Review the listing and copy each line that holds the word "placeholder".
══════════
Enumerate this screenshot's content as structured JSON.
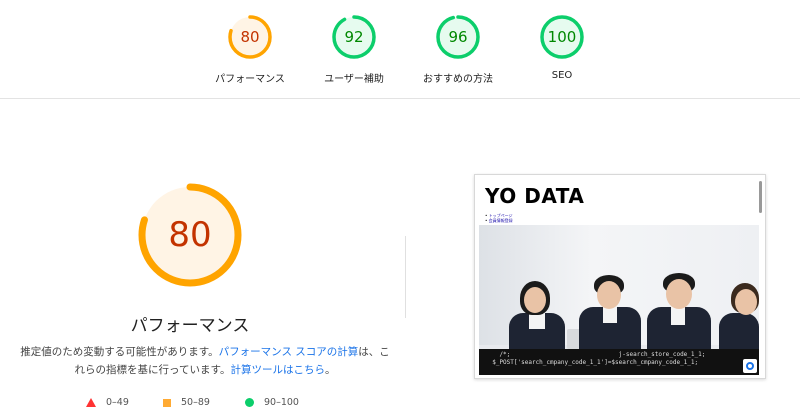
{
  "summary": [
    {
      "score": "80",
      "label": "パフォーマンス",
      "status": "average",
      "fraction": 0.8
    },
    {
      "score": "92",
      "label": "ユーザー補助",
      "status": "pass",
      "fraction": 0.92
    },
    {
      "score": "96",
      "label": "おすすめの方法",
      "status": "pass",
      "fraction": 0.96
    },
    {
      "score": "100",
      "label": "SEO",
      "status": "pass",
      "fraction": 1.0
    }
  ],
  "main": {
    "score": "80",
    "fraction": 0.8,
    "title": "パフォーマンス",
    "desc_pre": "推定値のため変動する可能性があります。",
    "desc_link1": "パフォーマンス スコアの計算",
    "desc_mid": "は、これらの指標を基に行っています。",
    "desc_link2": "計算ツールはこちら",
    "desc_post": "。"
  },
  "legend": {
    "fail": "0–49",
    "average": "50–89",
    "pass": "90–100"
  },
  "thumbnail": {
    "site_title": "YO DATA",
    "links": [
      "トップページ",
      "会員情報登録"
    ],
    "code_line1": "    /*;                              j-search_store_code_1_1;",
    "code_line2": "  $_POST['search_cmpany_code_1_1']=$search_cmpany_code_1_1;"
  },
  "colors": {
    "average": "#ffa400",
    "average_text": "#c33300",
    "pass": "#0cce6b",
    "pass_text": "#008800",
    "fail": "#ff3333",
    "link": "#1a73e8"
  }
}
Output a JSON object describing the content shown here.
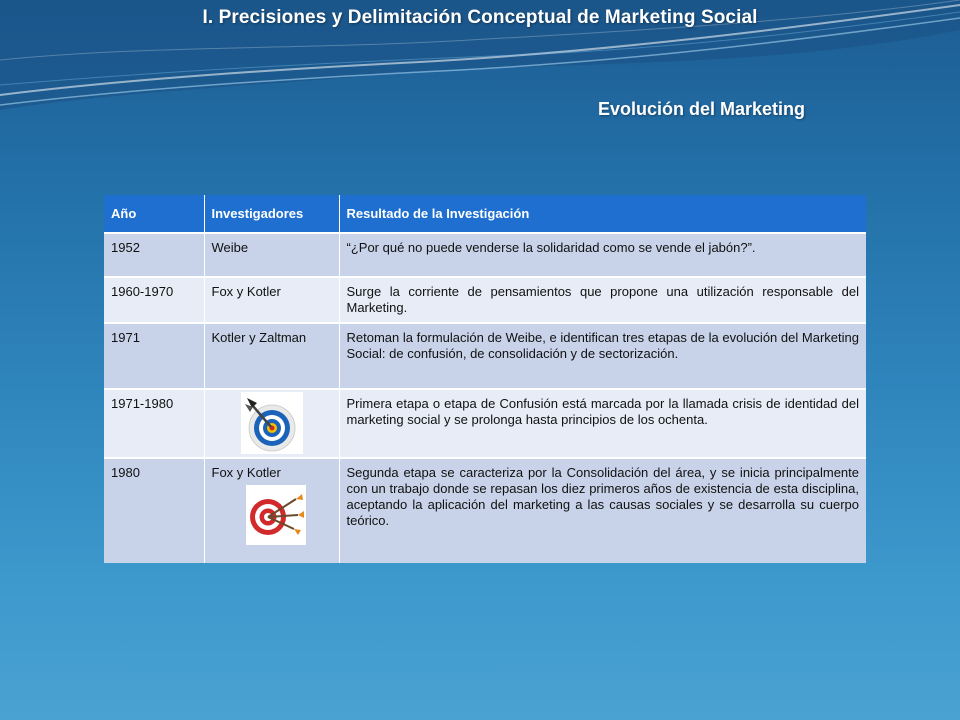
{
  "slide": {
    "title": "I. Precisiones y Delimitación Conceptual de Marketing Social",
    "subtitle": "Evolución del Marketing"
  },
  "table": {
    "headers": [
      "Año",
      "Investigadores",
      "Resultado de la Investigación"
    ],
    "rows": [
      {
        "year": "1952",
        "researchers": "Weibe",
        "result": "“¿Por qué no puede venderse la solidaridad como se vende el jabón?”."
      },
      {
        "year": "1960-1970",
        "researchers": "Fox y Kotler",
        "result": "Surge la corriente de pensamientos que propone una utilización responsable del Marketing."
      },
      {
        "year": "1971",
        "researchers": "Kotler y Zaltman",
        "result": "Retoman la formulación de Weibe, e identifican tres etapas de la evolución del Marketing Social: de confusión, de consolidación y de sectorización."
      },
      {
        "year": "1971-1980",
        "researchers": "",
        "result": "Primera etapa o etapa de Confusión está marcada por la llamada crisis de identidad del marketing social y se prolonga hasta principios de los ochenta.",
        "icon": "target-dart-blue-icon"
      },
      {
        "year": "1980",
        "researchers": "Fox y Kotler",
        "result": "Segunda etapa se caracteriza por la Consolidación del área, y se inicia principalmente con un trabajo donde se repasan los diez primeros años de existencia de esta disciplina, aceptando la aplicación del marketing a las causas sociales y se desarrolla su cuerpo teórico.",
        "icon": "target-arrows-red-icon"
      }
    ]
  },
  "colors": {
    "header_bg": "#1e6fd0",
    "row_odd": "#c8d3e9",
    "row_even": "#e7ecf6",
    "background": "#2f86bd"
  }
}
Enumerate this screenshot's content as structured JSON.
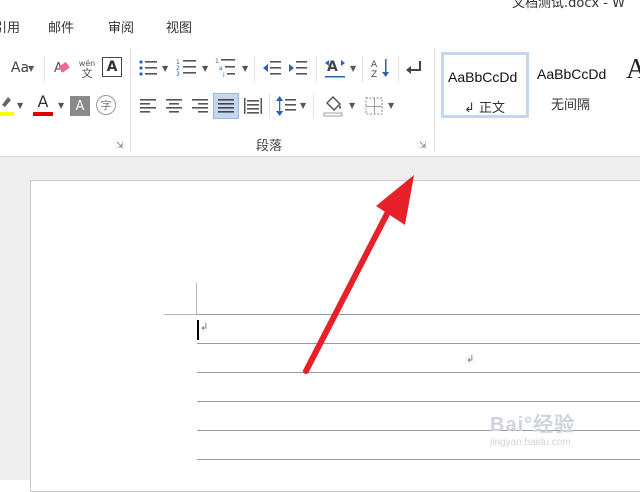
{
  "window": {
    "title_fragment": "文档测试.docx - W"
  },
  "tabs": {
    "references_partial": "引用",
    "mailings": "邮件",
    "review": "审阅",
    "view": "视图"
  },
  "ribbon": {
    "font_group": {
      "change_case_label": "Aa",
      "phonetic_top": "wén",
      "phonetic_bottom": "文",
      "char_border_label": "A",
      "font_color_label": "A",
      "shading_label": "A",
      "enclose_label": "字"
    },
    "paragraph_group": {
      "label": "段落"
    },
    "styles": [
      {
        "sample": "AaBbCcDd",
        "name": "↲ 正文",
        "selected": true
      },
      {
        "sample": "AaBbCcDd",
        "name": "无间隔",
        "selected": false
      }
    ]
  },
  "document": {
    "paragraph_mark": "↲"
  },
  "watermark": {
    "brand": "Bai°经验",
    "url": "jingyan.baidu.com"
  },
  "colors": {
    "highlight": "#ffff00",
    "font_color": "#e00000",
    "selected_style": "#c5d7ee",
    "arrow": "#e8202a"
  }
}
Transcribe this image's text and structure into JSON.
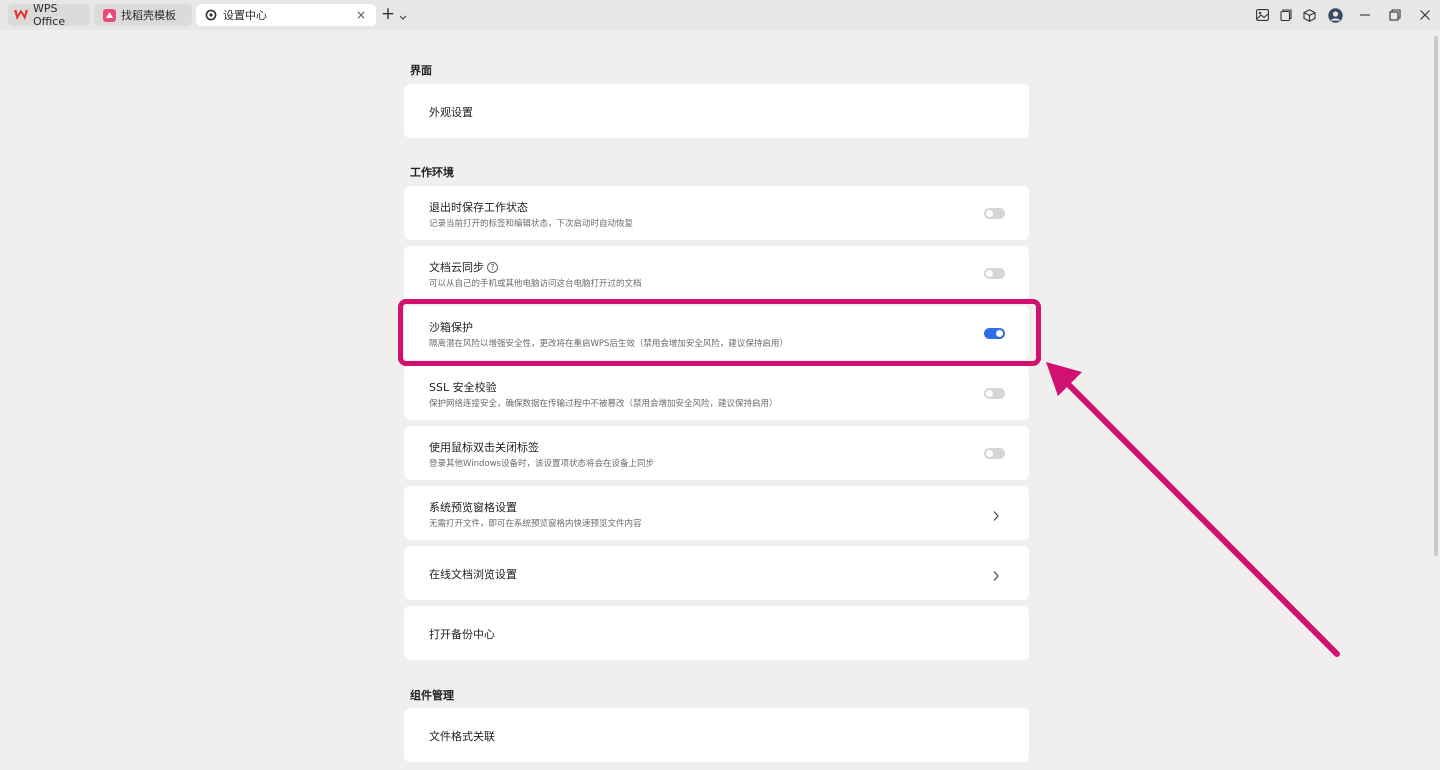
{
  "tabs": [
    {
      "label": "WPS Office",
      "icon": "wps-logo-icon"
    },
    {
      "label": "找稻壳模板",
      "icon": "template-icon"
    },
    {
      "label": "设置中心",
      "icon": "settings-gear-icon"
    }
  ],
  "tab_close": "×",
  "new_tab": "+",
  "sections": {
    "interface": "界面",
    "workspace": "工作环境",
    "components": "组件管理"
  },
  "cards": {
    "appearance": {
      "title": "外观设置"
    },
    "save_state": {
      "title": "退出时保存工作状态",
      "desc": "记录当前打开的标签和编辑状态，下次启动时自动恢复",
      "enabled": false
    },
    "cloud_sync": {
      "title": "文档云同步",
      "desc": "可以从自己的手机或其他电脑访问这台电脑打开过的文档",
      "enabled": false,
      "help": "?"
    },
    "sandbox": {
      "title": "沙箱保护",
      "desc": "隔离潜在风险以增强安全性，更改将在重启WPS后生效（禁用会增加安全风险，建议保持启用）",
      "enabled": true
    },
    "ssl": {
      "title": "SSL 安全校验",
      "desc": "保护网络连接安全，确保数据在传输过程中不被篡改（禁用会增加安全风险，建议保持启用）",
      "enabled": false
    },
    "dblclick": {
      "title": "使用鼠标双击关闭标签",
      "desc": "登录其他Windows设备时，该设置项状态将会在设备上同步",
      "enabled": false
    },
    "preview": {
      "title": "系统预览窗格设置",
      "desc": "无需打开文件，即可在系统预览窗格内快速预览文件内容"
    },
    "online_browse": {
      "title": "在线文档浏览设置"
    },
    "backup": {
      "title": "打开备份中心"
    },
    "file_assoc": {
      "title": "文件格式关联"
    }
  },
  "colors": {
    "accent": "#2f6ee6",
    "highlight": "#d1116f",
    "toggle_off": "#d6d6d6"
  }
}
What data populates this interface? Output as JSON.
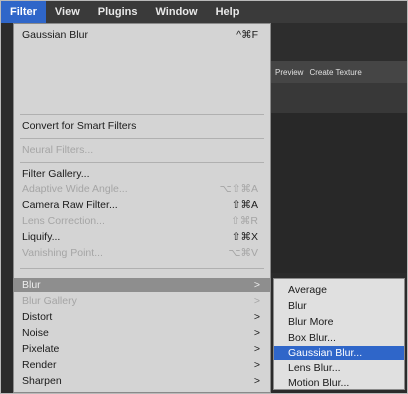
{
  "menubar": [
    "Filter",
    "View",
    "Plugins",
    "Window",
    "Help"
  ],
  "background": {
    "btn1": "Preview",
    "btn2": "Create Texture"
  },
  "menu_items": [
    {
      "label": "Gaussian Blur",
      "shortcut": "^⌘F",
      "enabled": true
    },
    {
      "label": "Convert for Smart Filters",
      "enabled": true
    },
    {
      "label": "Neural Filters...",
      "enabled": false
    },
    {
      "label": "Filter Gallery...",
      "enabled": true
    },
    {
      "label": "Adaptive Wide Angle...",
      "shortcut": "⌥⇧⌘A",
      "enabled": false
    },
    {
      "label": "Camera Raw Filter...",
      "shortcut": "⇧⌘A",
      "enabled": true
    },
    {
      "label": "Lens Correction...",
      "shortcut": "⇧⌘R",
      "enabled": false
    },
    {
      "label": "Liquify...",
      "shortcut": "⇧⌘X",
      "enabled": true
    },
    {
      "label": "Vanishing Point...",
      "shortcut": "⌥⌘V",
      "enabled": false
    },
    {
      "label": "Blur",
      "submenu": true,
      "highlighted": true
    },
    {
      "label": "Blur Gallery",
      "submenu": true,
      "enabled": false
    },
    {
      "label": "Distort",
      "submenu": true
    },
    {
      "label": "Noise",
      "submenu": true
    },
    {
      "label": "Pixelate",
      "submenu": true
    },
    {
      "label": "Render",
      "submenu": true
    },
    {
      "label": "Sharpen",
      "submenu": true
    }
  ],
  "submenu_items": [
    {
      "label": "Average"
    },
    {
      "label": "Blur"
    },
    {
      "label": "Blur More"
    },
    {
      "label": "Box Blur..."
    },
    {
      "label": "Gaussian Blur...",
      "selected": true
    },
    {
      "label": "Lens Blur..."
    },
    {
      "label": "Motion Blur..."
    }
  ],
  "arrow": ">"
}
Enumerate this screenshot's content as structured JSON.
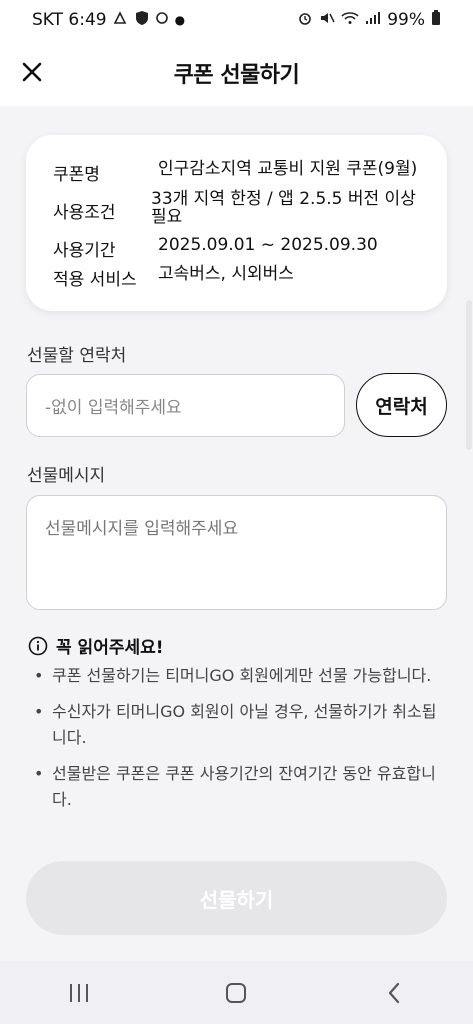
{
  "status_bar": {
    "carrier_time": "SKT 6:49",
    "battery": "99%"
  },
  "header": {
    "title": "쿠폰 선물하기"
  },
  "coupon": {
    "rows": [
      {
        "label": "쿠폰명",
        "value": "인구감소지역 교통비 지원 쿠폰(9월)"
      },
      {
        "label": "사용조건",
        "value": "33개 지역 한정 / 앱 2.5.5 버전 이상 필요"
      },
      {
        "label": "사용기간",
        "value": "2025.09.01 ~ 2025.09.30"
      },
      {
        "label": "적용 서비스",
        "value": "고속버스, 시외버스"
      }
    ]
  },
  "contact": {
    "label": "선물할 연락처",
    "placeholder": "-없이 입력해주세요",
    "button_label": "연락처"
  },
  "message": {
    "label": "선물메시지",
    "placeholder": "선물메시지를 입력해주세요"
  },
  "notice": {
    "title": "꼭 읽어주세요!",
    "items": [
      "쿠폰 선물하기는 티머니GO 회원에게만 선물 가능합니다.",
      "수신자가 티머니GO 회원이 아닐 경우, 선물하기가 취소됩니다.",
      "선물받은 쿠폰은 쿠폰 사용기간의 잔여기간 동안 유효합니다."
    ]
  },
  "gift_button": {
    "label": "선물하기"
  },
  "colors": {
    "background": "#f4f4f6",
    "disabled_button": "#e6e6e8"
  }
}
══════════
WORKED SOLUTION:
    "placeholder": "-없이 입력해주세요",
    "placeholder": "선물메시지를 입력해주세요"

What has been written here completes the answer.